## GIVEN DATA

"""

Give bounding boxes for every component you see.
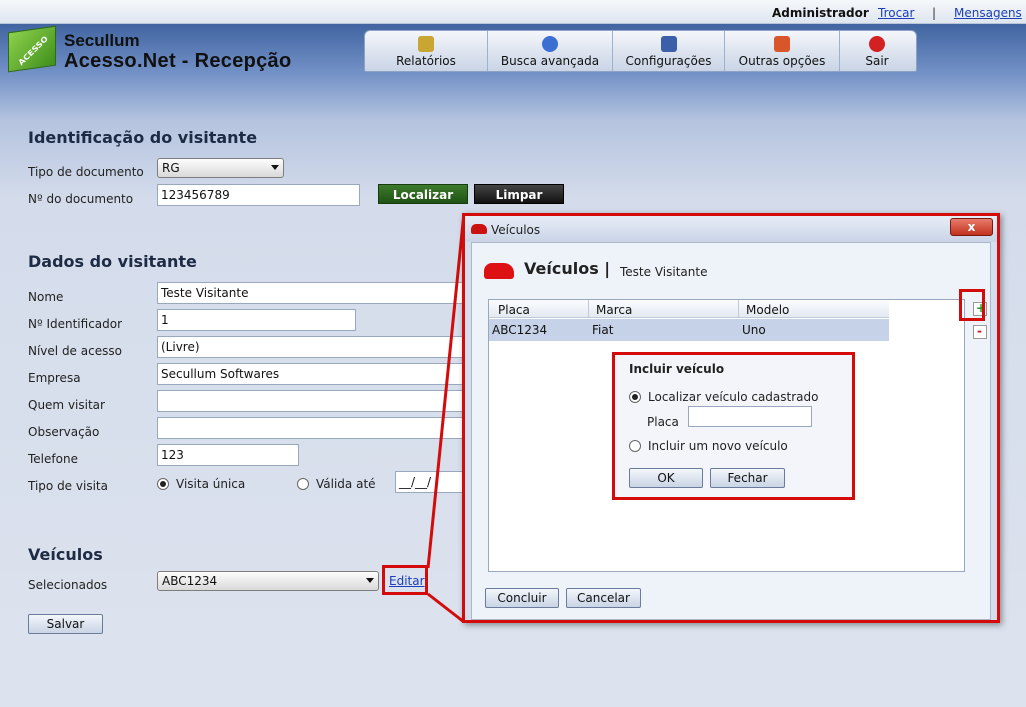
- other-options-button[interactable]: Outras opções: [725, 31, 840, 71]
- close-icon: x: [967, 220, 976, 234]
- reports-button[interactable]: Relatórios: [365, 31, 488, 71]
- settings-button[interactable]: Configurações: [613, 31, 725, 71]
- ok-button[interactable]: OK: [629, 468, 703, 488]
- search-icon: [542, 36, 558, 52]
- car-icon: [484, 263, 514, 279]
- cell-modelo: Uno: [742, 323, 766, 337]
- reports-icon: [418, 36, 434, 52]
- clear-button[interactable]: Limpar: [474, 184, 564, 204]
- conclude-button[interactable]: Concluir: [485, 588, 559, 608]
- phone-input[interactable]: 123: [157, 444, 299, 466]
- vehicles-title: Veículos: [28, 545, 103, 564]
- column-header-marca[interactable]: Marca: [596, 303, 632, 317]
- main-toolbar: Relatórios Busca avançada Configurações …: [364, 30, 917, 72]
- app-title: Acesso.Net - Recepção: [64, 50, 292, 72]
- messages-link[interactable]: Mensagens: [954, 6, 1022, 20]
- dialog-visitor-name: Teste Visitante: [620, 265, 708, 279]
- settings-icon: [660, 36, 677, 52]
- save-button[interactable]: Salvar: [28, 614, 103, 634]
- popup-title: Incluir veículo: [629, 362, 725, 376]
- cell-marca: Fiat: [592, 323, 614, 337]
- plate-label: Placa: [647, 415, 679, 429]
- company-input[interactable]: Secullum Softwares: [157, 363, 465, 385]
- valid-until-label: Válida até: [316, 477, 376, 491]
- locate-registered-radio[interactable]: [629, 391, 641, 403]
- chevron-down-icon: [366, 578, 374, 583]
- plate-input[interactable]: [688, 406, 812, 427]
- identifier-input[interactable]: 1: [157, 309, 356, 331]
- doc-number-input[interactable]: 123456789: [157, 184, 360, 206]
- who-to-visit-input[interactable]: [157, 390, 465, 412]
- app-logo: ACESSO: [8, 25, 56, 73]
- selected-vehicles-label: Selecionados: [28, 578, 108, 592]
- single-visit-radio[interactable]: [157, 478, 169, 490]
- column-header-modelo[interactable]: Modelo: [746, 303, 789, 317]
- brand-name: Secullum: [64, 31, 140, 50]
- doc-number-label: Nº do documento: [28, 192, 134, 206]
- table-header: Placa Marca Modelo: [489, 300, 889, 318]
- app-header: ACESSO Secullum Acesso.Net - Recepção Re…: [0, 24, 1026, 80]
- identifier-label: Nº Identificador: [28, 317, 123, 331]
- minus-icon: -: [977, 324, 982, 338]
- column-header-placa[interactable]: Placa: [498, 303, 530, 317]
- access-level-input[interactable]: (Livre): [157, 336, 465, 358]
- options-icon: [774, 36, 790, 52]
- separator: |: [932, 6, 937, 20]
- dialog-heading: Veículos |: [524, 259, 611, 278]
- access-level-label: Nível de acesso: [28, 344, 122, 358]
- visitor-id-title: Identificação do visitante: [28, 128, 258, 147]
- locate-registered-label: Localizar veículo cadastrado: [648, 390, 819, 404]
- power-icon: [869, 36, 885, 52]
- switch-user-link[interactable]: Trocar: [878, 6, 914, 20]
- single-visit-label: Visita única: [176, 477, 246, 491]
- table-row[interactable]: ABC1234 Fiat Uno: [489, 319, 889, 341]
- observation-input[interactable]: [157, 417, 465, 439]
- selected-vehicles-select[interactable]: ABC1234: [157, 571, 379, 591]
- visit-type-label: Tipo de visita: [28, 479, 108, 493]
- new-vehicle-radio[interactable]: [629, 440, 641, 452]
- close-dialog-button[interactable]: x: [950, 218, 993, 236]
- edit-highlight-box: [382, 565, 428, 595]
- observation-label: Observação: [28, 425, 100, 439]
- include-vehicle-popup: Incluir veículo Localizar veículo cadast…: [612, 352, 855, 500]
- name-input[interactable]: Teste Visitante: [157, 282, 465, 304]
- chevron-down-icon: [271, 165, 279, 170]
- close-popup-button[interactable]: Fechar: [710, 468, 785, 488]
- cancel-button[interactable]: Cancelar: [566, 588, 641, 608]
- valid-until-radio[interactable]: [297, 478, 309, 490]
- doc-type-select[interactable]: RG: [157, 158, 284, 178]
- dialog-window-title: Veículos: [491, 223, 541, 237]
- valid-until-date-input[interactable]: __/__/: [395, 471, 465, 493]
- remove-vehicle-button[interactable]: -: [973, 324, 987, 339]
- visitor-data-title: Dados do visitante: [28, 252, 197, 271]
- phone-label: Telefone: [28, 452, 78, 466]
- advanced-search-button[interactable]: Busca avançada: [488, 31, 613, 71]
- top-bar: Administrador Trocar | Mensagens: [0, 0, 1026, 24]
- current-user: Administrador: [772, 6, 869, 20]
- who-to-visit-label: Quem visitar: [28, 398, 105, 412]
- company-label: Empresa: [28, 371, 81, 385]
- name-label: Nome: [28, 290, 64, 304]
- cell-placa: ABC1234: [492, 323, 548, 337]
- exit-button[interactable]: Sair: [840, 31, 914, 71]
- new-vehicle-label: Incluir um novo veículo: [648, 439, 788, 453]
- doc-type-label: Tipo de documento: [28, 165, 144, 179]
- dialog-title-bar: Veículos x: [465, 216, 997, 242]
- locate-button[interactable]: Localizar: [378, 184, 468, 204]
- car-icon: [471, 224, 487, 234]
- add-highlight-box: [959, 289, 985, 321]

"""

## TASK OBJECTIVE
In the listing, rewrite the lines starting at the one containing "- other-options-button[interactable]: Outras" and ending at the one containing "- column-header-marca[interactable]: Marca: [596, 303, 632, 317]", changing "Uno" to "Palio" and leaving everything else as it is.

## EXPECTED ANSWER
- other-options-button[interactable]: Outras opções: [725, 31, 840, 71]
- close-icon: x: [967, 220, 976, 234]
- reports-button[interactable]: Relatórios: [365, 31, 488, 71]
- settings-button[interactable]: Configurações: [613, 31, 725, 71]
- ok-button[interactable]: OK: [629, 468, 703, 488]
- search-icon: [542, 36, 558, 52]
- car-icon: [484, 263, 514, 279]
- cell-modelo: Palio: [742, 323, 766, 337]
- reports-icon: [418, 36, 434, 52]
- clear-button[interactable]: Limpar: [474, 184, 564, 204]
- conclude-button[interactable]: Concluir: [485, 588, 559, 608]
- phone-input[interactable]: 123: [157, 444, 299, 466]
- vehicles-title: Veículos: [28, 545, 103, 564]
- column-header-marca[interactable]: Marca: [596, 303, 632, 317]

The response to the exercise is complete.